**What the exercise asks**
Can you print every line of the listing below without any changes, but leave out the pictures?

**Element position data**

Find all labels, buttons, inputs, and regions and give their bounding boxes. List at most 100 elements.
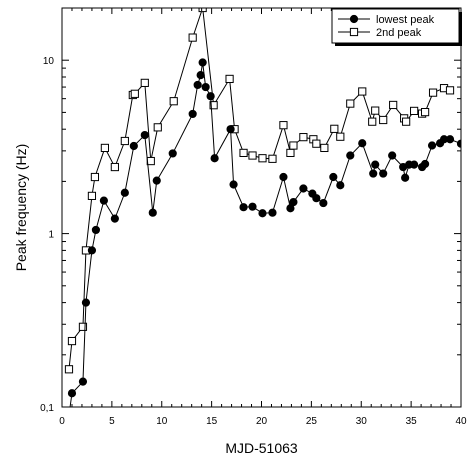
data-point-lowest-peak	[168, 149, 177, 158]
x-tick-label: 25	[306, 416, 318, 427]
data-point-lowest-peak	[120, 188, 129, 197]
data-point-lowest-peak	[329, 172, 338, 182]
y-tick-label: 0,1	[40, 403, 54, 414]
data-point-2nd-peak	[130, 89, 139, 98]
data-point-2nd-peak	[67, 336, 77, 346]
data-point-lowest-peak	[229, 180, 238, 189]
x-tick-label: 40	[455, 416, 467, 427]
data-point-2nd-peak	[312, 139, 321, 148]
data-point-2nd-peak	[402, 117, 411, 126]
data-point-2nd-peak	[320, 143, 329, 153]
data-point-lowest-peak	[206, 92, 215, 101]
data-point-lowest-peak	[239, 203, 248, 212]
y-tick-label: 10	[43, 56, 55, 67]
data-point-lowest-peak	[379, 169, 388, 178]
x-tick-label: 15	[206, 416, 218, 427]
data-point-lowest-peak	[210, 154, 219, 163]
x-tick-label: 10	[156, 416, 168, 427]
data-point-lowest-peak	[201, 82, 210, 92]
data-point-2nd-peak	[248, 151, 257, 160]
data-point-2nd-peak	[371, 106, 380, 115]
data-point-2nd-peak	[445, 86, 455, 95]
data-point-lowest-peak	[193, 80, 202, 90]
data-point-lowest-peak	[140, 130, 149, 140]
data-point-lowest-peak	[129, 141, 138, 151]
data-point-lowest-peak	[226, 125, 235, 134]
data-point-lowest-peak	[358, 139, 367, 148]
data-point-lowest-peak	[87, 246, 97, 255]
legend-marker-lowest-peak	[349, 14, 359, 24]
y-axis: 0,1 1 10	[40, 7, 461, 414]
data-point-2nd-peak	[209, 101, 218, 110]
data-point-2nd-peak	[410, 106, 419, 116]
data-point-2nd-peak	[358, 87, 367, 96]
legend-label-2nd-peak: 2nd peak	[376, 27, 422, 39]
data-point-2nd-peak	[110, 162, 119, 172]
data-point-2nd-peak	[90, 172, 100, 182]
data-point-lowest-peak	[371, 160, 380, 169]
data-point-lowest-peak	[110, 214, 119, 223]
x-tick-label: 30	[356, 416, 368, 427]
data-point-lowest-peak	[67, 389, 77, 398]
legend-label-lowest-peak: lowest peak	[376, 14, 435, 26]
data-point-lowest-peak	[81, 298, 91, 307]
data-point-2nd-peak	[169, 97, 178, 106]
data-point-2nd-peak	[420, 107, 430, 117]
data-point-lowest-peak	[99, 196, 108, 205]
data-point-lowest-peak	[336, 181, 345, 190]
series-layer	[64, 8, 461, 407]
data-point-lowest-peak	[312, 194, 321, 203]
data-point-lowest-peak	[445, 135, 455, 144]
legend-marker-2nd-peak	[349, 27, 359, 37]
data-point-lowest-peak	[91, 225, 101, 235]
data-point-lowest-peak	[248, 202, 257, 211]
series-lowest-peak	[67, 58, 461, 407]
data-point-lowest-peak	[279, 172, 288, 182]
data-point-2nd-peak	[239, 148, 248, 158]
data-point-2nd-peak	[389, 100, 398, 110]
data-point-lowest-peak	[198, 58, 207, 67]
data-point-lowest-peak	[427, 141, 437, 150]
data-point-2nd-peak	[198, 8, 207, 13]
data-point-2nd-peak	[120, 136, 129, 146]
data-point-2nd-peak	[87, 191, 97, 200]
data-point-lowest-peak	[152, 176, 161, 185]
data-point-lowest-peak	[148, 208, 157, 217]
data-point-lowest-peak	[78, 377, 88, 386]
data-point-2nd-peak	[330, 124, 339, 133]
data-point-2nd-peak	[336, 132, 345, 141]
data-point-2nd-peak	[140, 78, 149, 87]
data-point-2nd-peak	[153, 123, 162, 132]
data-point-lowest-peak	[420, 159, 430, 169]
x-axis: 0 5 10 15 20 25 30 35 40	[59, 8, 467, 427]
data-point-lowest-peak	[410, 160, 419, 169]
data-point-lowest-peak	[346, 151, 355, 160]
data-point-2nd-peak	[299, 133, 308, 142]
x-tick-label: 5	[109, 416, 115, 427]
data-point-lowest-peak	[268, 208, 277, 217]
data-point-lowest-peak	[289, 197, 298, 207]
x-tick-label: 35	[406, 416, 418, 427]
y-axis-label: Peak frequency (Hz)	[13, 144, 29, 272]
x-tick-label: 0	[59, 416, 65, 427]
data-point-2nd-peak	[188, 33, 197, 42]
y-tick-label: 1	[48, 230, 54, 241]
data-point-2nd-peak	[64, 365, 74, 374]
data-point-2nd-peak	[428, 88, 438, 97]
data-point-2nd-peak	[286, 148, 295, 158]
data-point-lowest-peak	[388, 151, 397, 160]
data-point-2nd-peak	[146, 156, 155, 166]
data-point-2nd-peak	[78, 322, 88, 331]
data-point-2nd-peak	[289, 141, 298, 150]
data-point-2nd-peak	[225, 74, 234, 84]
data-point-lowest-peak	[319, 198, 328, 208]
data-point-lowest-peak	[196, 71, 205, 80]
data-point-2nd-peak	[279, 121, 288, 130]
data-point-2nd-peak	[346, 99, 355, 108]
data-point-2nd-peak	[379, 115, 388, 125]
series-2nd-peak	[64, 8, 455, 374]
data-point-2nd-peak	[100, 143, 109, 153]
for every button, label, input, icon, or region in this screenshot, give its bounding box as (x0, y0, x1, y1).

**Response for this exercise**
Find all labels, buttons, inputs, and regions and give their bounding boxes. List at most 100 elements.
data-point-lowest-peak	[168, 149, 177, 158]
x-tick-label: 25	[306, 416, 318, 427]
data-point-lowest-peak	[120, 188, 129, 197]
data-point-lowest-peak	[329, 172, 338, 182]
y-tick-label: 0,1	[40, 403, 54, 414]
data-point-2nd-peak	[130, 89, 139, 98]
data-point-2nd-peak	[67, 336, 77, 346]
data-point-lowest-peak	[229, 180, 238, 189]
x-tick-label: 40	[455, 416, 467, 427]
data-point-2nd-peak	[312, 139, 321, 148]
data-point-2nd-peak	[402, 117, 411, 126]
data-point-2nd-peak	[320, 143, 329, 153]
data-point-lowest-peak	[206, 92, 215, 101]
data-point-lowest-peak	[239, 203, 248, 212]
y-tick-label: 10	[43, 56, 55, 67]
data-point-lowest-peak	[379, 169, 388, 178]
x-tick-label: 15	[206, 416, 218, 427]
data-point-lowest-peak	[210, 154, 219, 163]
x-tick-label: 10	[156, 416, 168, 427]
data-point-lowest-peak	[201, 82, 210, 92]
data-point-2nd-peak	[248, 151, 257, 160]
data-point-2nd-peak	[371, 106, 380, 115]
data-point-2nd-peak	[445, 86, 455, 95]
data-point-lowest-peak	[193, 80, 202, 90]
data-point-lowest-peak	[140, 130, 149, 140]
data-point-lowest-peak	[129, 141, 138, 151]
data-point-lowest-peak	[226, 125, 235, 134]
data-point-lowest-peak	[358, 139, 367, 148]
data-point-lowest-peak	[87, 246, 97, 255]
legend-marker-lowest-peak	[349, 14, 359, 24]
y-axis: 0,1 1 10	[40, 7, 461, 414]
data-point-2nd-peak	[209, 101, 218, 110]
data-point-2nd-peak	[410, 106, 419, 116]
data-point-2nd-peak	[358, 87, 367, 96]
legend-label-2nd-peak: 2nd peak	[376, 27, 422, 39]
data-point-2nd-peak	[110, 162, 119, 172]
data-point-2nd-peak	[90, 172, 100, 182]
data-point-lowest-peak	[371, 160, 380, 169]
data-point-lowest-peak	[110, 214, 119, 223]
x-tick-label: 30	[356, 416, 368, 427]
data-point-lowest-peak	[67, 389, 77, 398]
legend-label-lowest-peak: lowest peak	[376, 14, 435, 26]
data-point-lowest-peak	[81, 298, 91, 307]
data-point-2nd-peak	[169, 97, 178, 106]
data-point-2nd-peak	[420, 107, 430, 117]
data-point-lowest-peak	[99, 196, 108, 205]
data-point-lowest-peak	[336, 181, 345, 190]
series-layer	[64, 8, 461, 407]
data-point-lowest-peak	[312, 194, 321, 203]
data-point-lowest-peak	[445, 135, 455, 144]
legend-marker-2nd-peak	[349, 27, 359, 37]
data-point-lowest-peak	[91, 225, 101, 235]
data-point-lowest-peak	[248, 202, 257, 211]
series-lowest-peak	[67, 58, 461, 407]
data-point-lowest-peak	[279, 172, 288, 182]
data-point-2nd-peak	[239, 148, 248, 158]
data-point-2nd-peak	[389, 100, 398, 110]
data-point-lowest-peak	[198, 58, 207, 67]
data-point-lowest-peak	[427, 141, 437, 150]
data-point-2nd-peak	[198, 8, 207, 13]
data-point-2nd-peak	[120, 136, 129, 146]
data-point-2nd-peak	[87, 191, 97, 200]
data-point-lowest-peak	[152, 176, 161, 185]
data-point-lowest-peak	[148, 208, 157, 217]
data-point-lowest-peak	[78, 377, 88, 386]
data-point-2nd-peak	[330, 124, 339, 133]
data-point-2nd-peak	[336, 132, 345, 141]
data-point-2nd-peak	[140, 78, 149, 87]
data-point-2nd-peak	[153, 123, 162, 132]
data-point-lowest-peak	[420, 159, 430, 169]
x-axis: 0 5 10 15 20 25 30 35 40	[59, 8, 467, 427]
data-point-lowest-peak	[410, 160, 419, 169]
data-point-lowest-peak	[346, 151, 355, 160]
data-point-2nd-peak	[299, 133, 308, 142]
x-tick-label: 5	[109, 416, 115, 427]
data-point-lowest-peak	[268, 208, 277, 217]
data-point-lowest-peak	[289, 197, 298, 207]
x-tick-label: 35	[406, 416, 418, 427]
y-axis-label: Peak frequency (Hz)	[13, 144, 29, 272]
x-tick-label: 0	[59, 416, 65, 427]
data-point-2nd-peak	[188, 33, 197, 42]
y-tick-label: 1	[48, 230, 54, 241]
data-point-2nd-peak	[64, 365, 74, 374]
data-point-2nd-peak	[428, 88, 438, 97]
data-point-2nd-peak	[286, 148, 295, 158]
data-point-lowest-peak	[388, 151, 397, 160]
data-point-2nd-peak	[146, 156, 155, 166]
data-point-2nd-peak	[78, 322, 88, 331]
data-point-2nd-peak	[289, 141, 298, 150]
data-point-2nd-peak	[225, 74, 234, 84]
data-point-lowest-peak	[319, 198, 328, 208]
data-point-lowest-peak	[196, 71, 205, 80]
data-point-2nd-peak	[279, 121, 288, 130]
data-point-2nd-peak	[346, 99, 355, 108]
data-point-2nd-peak	[379, 115, 388, 125]
series-2nd-peak	[64, 8, 455, 374]
data-point-2nd-peak	[100, 143, 109, 153]
for every button, label, input, icon, or region in this screenshot, give its bounding box as (x0, y0, x1, y1).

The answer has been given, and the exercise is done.